Task inputs:
++++++++++
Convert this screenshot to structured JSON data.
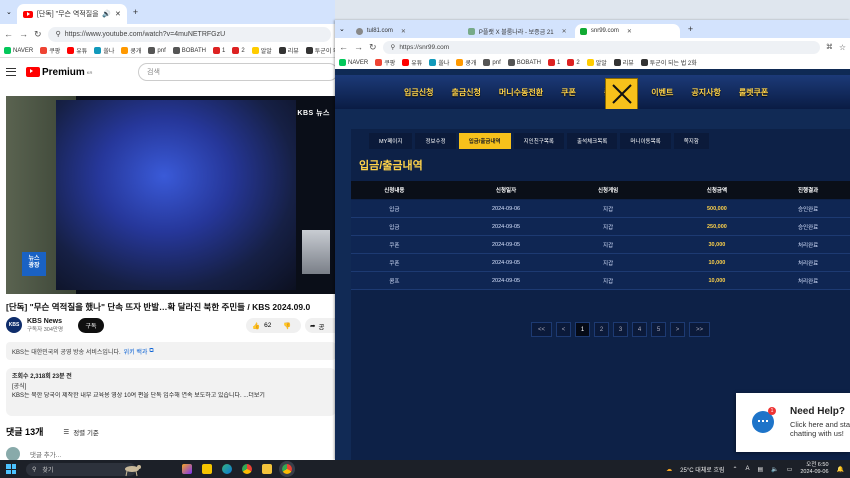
{
  "left": {
    "tab": {
      "title": "[단독] \"무슨 역적질을 했나\" 단속",
      "new_tab": "+"
    },
    "url": "https://www.youtube.com/watch?v=4muNETRFGzU",
    "bookmarks": [
      "NAVER",
      "쿠팡",
      "유튜",
      "쏠나",
      "쿵개",
      "pnf",
      "BOBATH",
      "1",
      "2",
      "알알",
      "리뷰",
      "투군이 되"
    ],
    "yt": {
      "brand": "Premium",
      "brand_sup": "KR",
      "search_placeholder": "검색"
    },
    "video": {
      "kbs_mark": "KBS 뉴스",
      "news_badge": "뉴스\n광장"
    },
    "title": "[단독] \"무슨 역적질을 했나\" 단속 뜨자 반발…확 달라진 북한 주민들 / KBS 2024.09.0",
    "channel": {
      "name": "KBS News",
      "subs": "구독자 304만명",
      "avatar": "KBS"
    },
    "subscribe": "구독",
    "likes": "62",
    "share": "공",
    "info": {
      "text": "KBS는 대한민국의 공영 방송 서비스입니다.",
      "link": "위키 백과"
    },
    "desc": {
      "line1": "조회수 2,318회  23분 전",
      "line2": "[공식]",
      "line3": "KBS는 북한 당국이 제작한 내부 교육용 영상 10여 편을 단독 입수해 연속 보도하고 있습니다. ...더보기"
    },
    "comments": {
      "count": "댓글 13개",
      "sort": "정렬 기준",
      "placeholder": "댓글 추가..."
    }
  },
  "right": {
    "tabs": [
      {
        "title": "tul81.com"
      },
      {
        "title": "P플랫 X 블룸나라 - 보증금 21"
      },
      {
        "title": "snr99.com"
      }
    ],
    "new_tab": "+",
    "url": "https://snr99.com",
    "bookmarks": [
      "NAVER",
      "쿠팡",
      "유튜",
      "쏠나",
      "쿵개",
      "pnf",
      "BOBATH",
      "1",
      "2",
      "알알",
      "리뷰",
      "투군이 되는 법 2화"
    ],
    "nav": [
      "입금신청",
      "출금신청",
      "머니수동전환",
      "쿠폰",
      "콤프신청",
      "이벤트",
      "공지사항",
      "룰렛쿠폰"
    ],
    "subtabs": [
      "MY페이지",
      "정보수정",
      "입금/출금내역",
      "지인친구목록",
      "출석체크목록",
      "머니이동목록",
      "쪽지함"
    ],
    "active_subtab": 2,
    "section_title": "입금/출금내역",
    "table": {
      "headers": [
        "신청내용",
        "신청일자",
        "신청게임",
        "신청금액",
        "진행결과"
      ],
      "rows": [
        [
          "입금",
          "2024-09-06",
          "지갑",
          "500,000",
          "승인완료"
        ],
        [
          "입금",
          "2024-09-05",
          "지갑",
          "250,000",
          "승인완료"
        ],
        [
          "쿠폰",
          "2024-09-05",
          "지갑",
          "30,000",
          "처리완료"
        ],
        [
          "쿠폰",
          "2024-09-05",
          "지갑",
          "10,000",
          "처리완료"
        ],
        [
          "콤프",
          "2024-09-05",
          "지갑",
          "10,000",
          "처리완료"
        ]
      ]
    },
    "pager": [
      "<<",
      "<",
      "1",
      "2",
      "3",
      "4",
      "5",
      ">",
      ">>"
    ],
    "active_page": "1",
    "help": {
      "title": "Need Help?",
      "sub1": "Click here and sta",
      "sub2": "chatting with us!",
      "badge": "1"
    }
  },
  "taskbar": {
    "search": "찾기",
    "weather": "25°C  대체로 흐림",
    "time": "오전 6:50",
    "date": "2024-09-06",
    "lang": "A"
  }
}
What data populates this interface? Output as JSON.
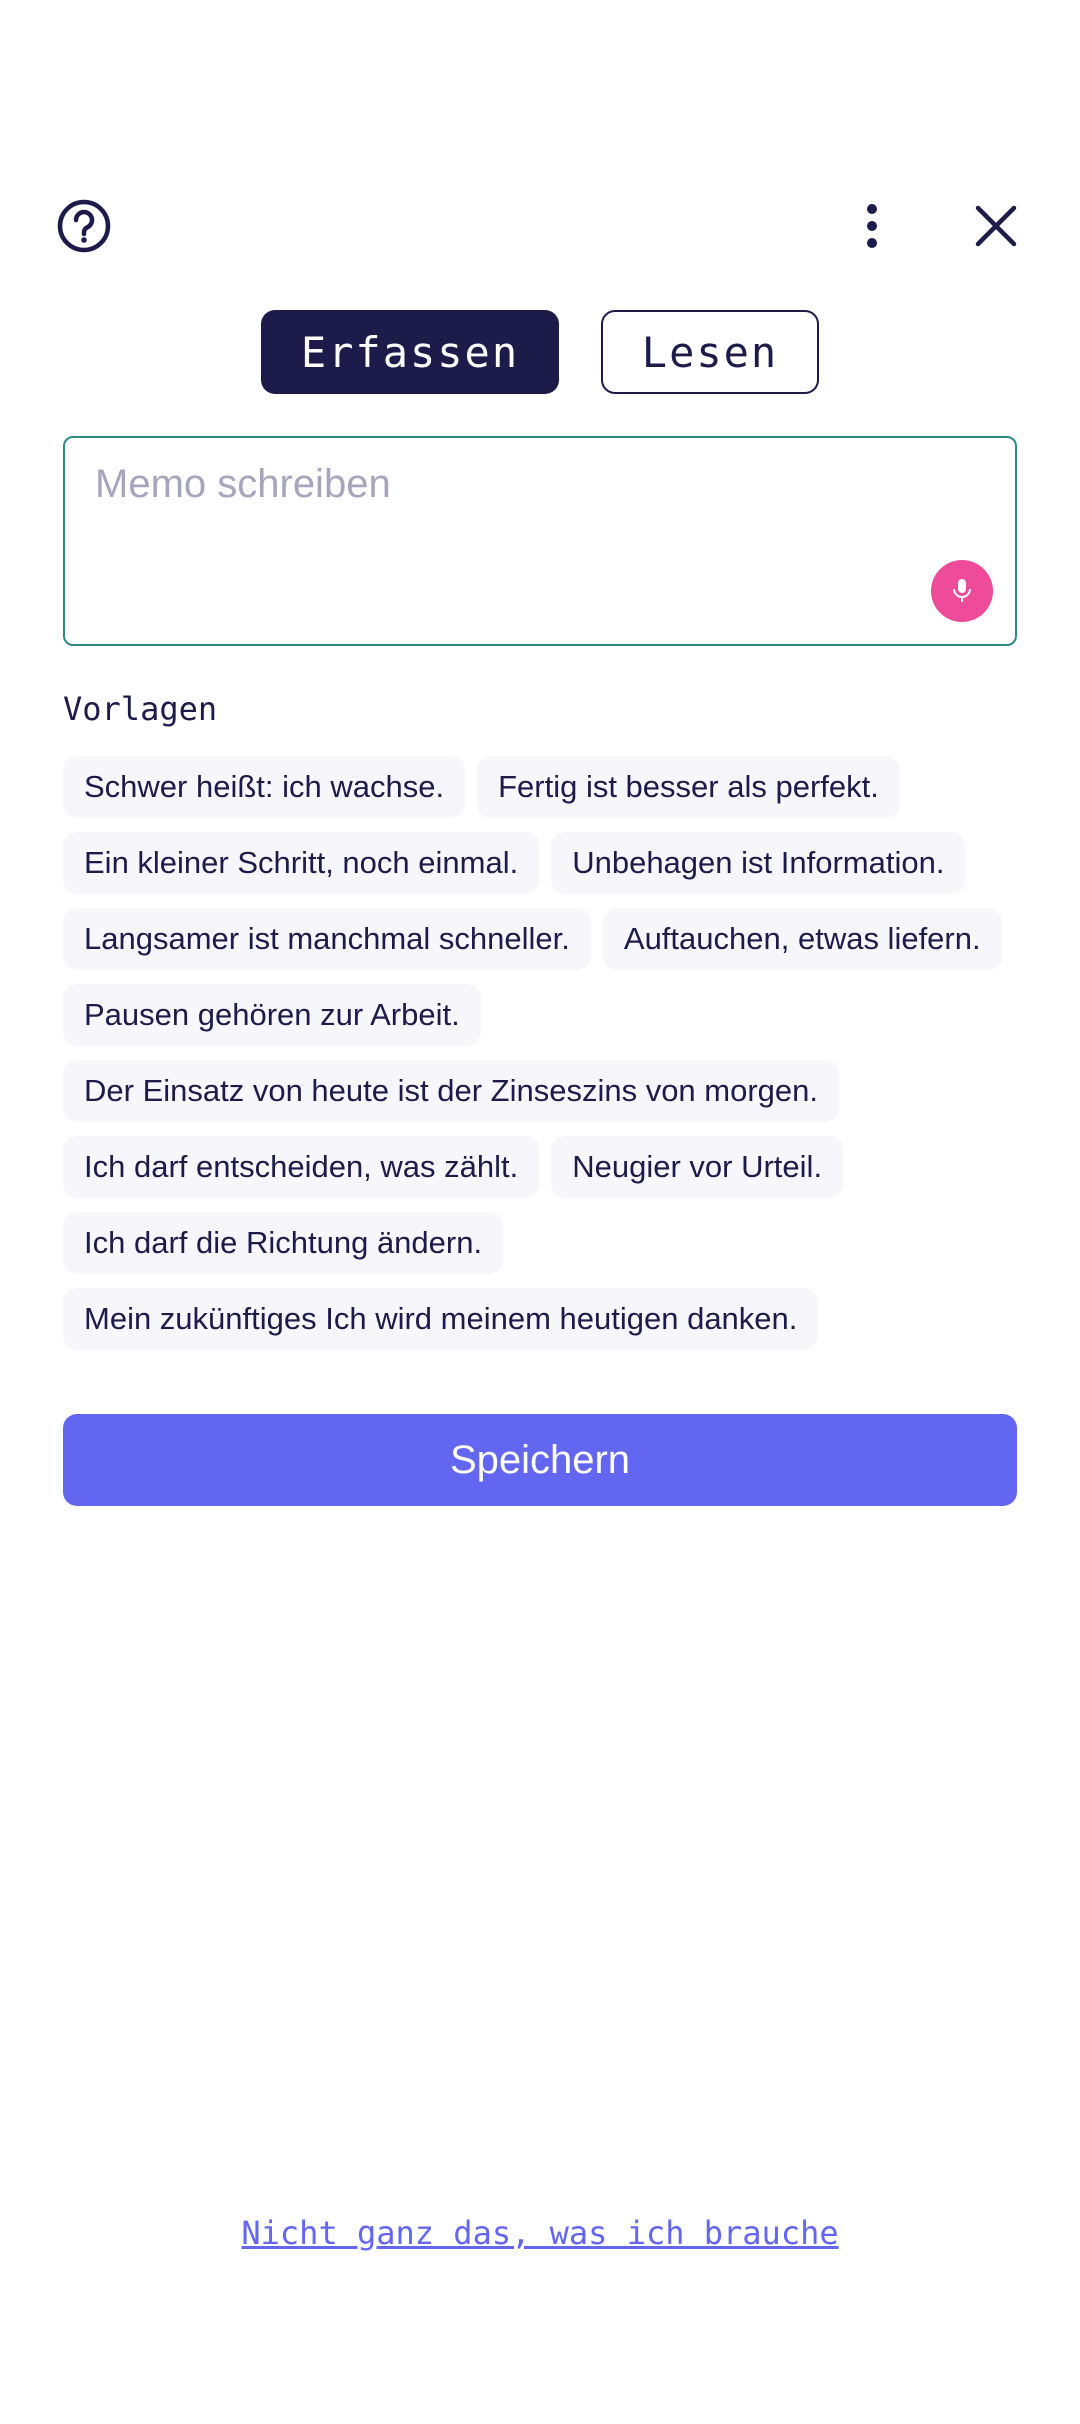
{
  "header": {
    "help_icon": "help-circle-icon",
    "more_icon": "more-vertical-icon",
    "close_icon": "close-icon"
  },
  "tabs": [
    {
      "label": "Erfassen",
      "active": true
    },
    {
      "label": "Lesen",
      "active": false
    }
  ],
  "memo": {
    "placeholder": "Memo schreiben",
    "value": "",
    "mic_icon": "microphone-icon"
  },
  "templates": {
    "title": "Vorlagen",
    "items": [
      "Schwer heißt: ich wachse.",
      "Fertig ist besser als perfekt.",
      "Ein kleiner Schritt, noch einmal.",
      "Unbehagen ist Information.",
      "Langsamer ist manchmal schneller.",
      "Auftauchen, etwas liefern.",
      "Pausen gehören zur Arbeit.",
      "Der Einsatz von heute ist der Zinseszins von morgen.",
      "Ich darf entscheiden, was zählt.",
      "Neugier vor Urteil.",
      "Ich darf die Richtung ändern.",
      "Mein zukünftiges Ich wird meinem heutigen danken."
    ]
  },
  "save_label": "Speichern",
  "footer_link": "Nicht ganz das, was ich brauche",
  "colors": {
    "primary": "#1c1b4a",
    "accent": "#6366f1",
    "mic": "#ee4c9b",
    "border": "#2f8a86"
  }
}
++++++++++
Reproduce exactly, without any picture, the lines from the one bearing "What data populates" to the last line of the records above.

What data populates this interface? Output as JSON.
{
  "header": {
    "help_icon": "help-circle-icon",
    "more_icon": "more-vertical-icon",
    "close_icon": "close-icon"
  },
  "tabs": [
    {
      "label": "Erfassen",
      "active": true
    },
    {
      "label": "Lesen",
      "active": false
    }
  ],
  "memo": {
    "placeholder": "Memo schreiben",
    "value": "",
    "mic_icon": "microphone-icon"
  },
  "templates": {
    "title": "Vorlagen",
    "items": [
      "Schwer heißt: ich wachse.",
      "Fertig ist besser als perfekt.",
      "Ein kleiner Schritt, noch einmal.",
      "Unbehagen ist Information.",
      "Langsamer ist manchmal schneller.",
      "Auftauchen, etwas liefern.",
      "Pausen gehören zur Arbeit.",
      "Der Einsatz von heute ist der Zinseszins von morgen.",
      "Ich darf entscheiden, was zählt.",
      "Neugier vor Urteil.",
      "Ich darf die Richtung ändern.",
      "Mein zukünftiges Ich wird meinem heutigen danken."
    ]
  },
  "save_label": "Speichern",
  "footer_link": "Nicht ganz das, was ich brauche",
  "colors": {
    "primary": "#1c1b4a",
    "accent": "#6366f1",
    "mic": "#ee4c9b",
    "border": "#2f8a86"
  }
}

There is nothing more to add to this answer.